WORK TO DO: Reply with one number: how many lines contain the word "this".

───

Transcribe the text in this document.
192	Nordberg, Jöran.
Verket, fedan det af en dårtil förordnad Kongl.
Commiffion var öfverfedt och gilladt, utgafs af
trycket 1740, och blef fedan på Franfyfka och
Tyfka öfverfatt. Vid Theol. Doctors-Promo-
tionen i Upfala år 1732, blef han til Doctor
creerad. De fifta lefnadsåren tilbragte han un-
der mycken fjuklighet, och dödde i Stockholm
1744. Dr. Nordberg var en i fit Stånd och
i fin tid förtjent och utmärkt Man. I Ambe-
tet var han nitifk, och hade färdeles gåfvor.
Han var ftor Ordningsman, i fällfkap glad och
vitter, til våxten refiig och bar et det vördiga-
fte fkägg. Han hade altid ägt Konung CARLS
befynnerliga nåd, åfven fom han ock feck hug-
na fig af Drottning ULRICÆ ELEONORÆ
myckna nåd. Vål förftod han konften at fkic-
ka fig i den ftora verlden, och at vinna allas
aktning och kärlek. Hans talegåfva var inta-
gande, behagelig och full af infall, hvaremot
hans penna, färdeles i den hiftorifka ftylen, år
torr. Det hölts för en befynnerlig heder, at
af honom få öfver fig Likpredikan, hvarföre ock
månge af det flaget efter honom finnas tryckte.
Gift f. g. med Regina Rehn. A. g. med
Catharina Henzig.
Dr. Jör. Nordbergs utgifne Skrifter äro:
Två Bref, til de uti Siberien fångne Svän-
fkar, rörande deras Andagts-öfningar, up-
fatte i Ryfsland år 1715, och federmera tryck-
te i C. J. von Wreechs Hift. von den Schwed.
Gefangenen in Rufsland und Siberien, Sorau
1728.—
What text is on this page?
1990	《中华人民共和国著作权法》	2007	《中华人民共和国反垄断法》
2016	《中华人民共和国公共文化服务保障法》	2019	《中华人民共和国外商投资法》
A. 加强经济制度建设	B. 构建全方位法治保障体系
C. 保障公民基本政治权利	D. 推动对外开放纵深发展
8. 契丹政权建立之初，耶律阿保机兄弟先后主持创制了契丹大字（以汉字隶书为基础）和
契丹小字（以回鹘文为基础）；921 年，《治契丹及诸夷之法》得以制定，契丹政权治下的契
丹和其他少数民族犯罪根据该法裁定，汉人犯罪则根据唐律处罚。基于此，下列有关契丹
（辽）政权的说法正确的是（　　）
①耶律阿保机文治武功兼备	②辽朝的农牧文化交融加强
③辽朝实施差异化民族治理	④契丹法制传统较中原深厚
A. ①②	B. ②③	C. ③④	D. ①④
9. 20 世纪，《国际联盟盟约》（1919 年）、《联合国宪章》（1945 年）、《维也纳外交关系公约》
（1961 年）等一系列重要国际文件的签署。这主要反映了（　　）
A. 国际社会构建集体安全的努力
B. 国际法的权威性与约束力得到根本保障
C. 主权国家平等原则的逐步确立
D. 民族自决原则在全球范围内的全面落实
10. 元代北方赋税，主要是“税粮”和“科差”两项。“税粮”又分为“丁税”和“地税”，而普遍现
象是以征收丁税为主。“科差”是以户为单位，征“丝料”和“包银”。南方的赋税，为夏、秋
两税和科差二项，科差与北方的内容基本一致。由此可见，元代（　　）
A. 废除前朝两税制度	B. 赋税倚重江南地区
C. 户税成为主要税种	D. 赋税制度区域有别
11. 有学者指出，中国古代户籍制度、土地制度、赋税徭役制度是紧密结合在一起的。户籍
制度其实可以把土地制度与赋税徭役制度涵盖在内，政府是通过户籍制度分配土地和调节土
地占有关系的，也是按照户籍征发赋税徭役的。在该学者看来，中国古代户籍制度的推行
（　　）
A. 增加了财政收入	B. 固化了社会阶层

───

TASK RESPONSE: 2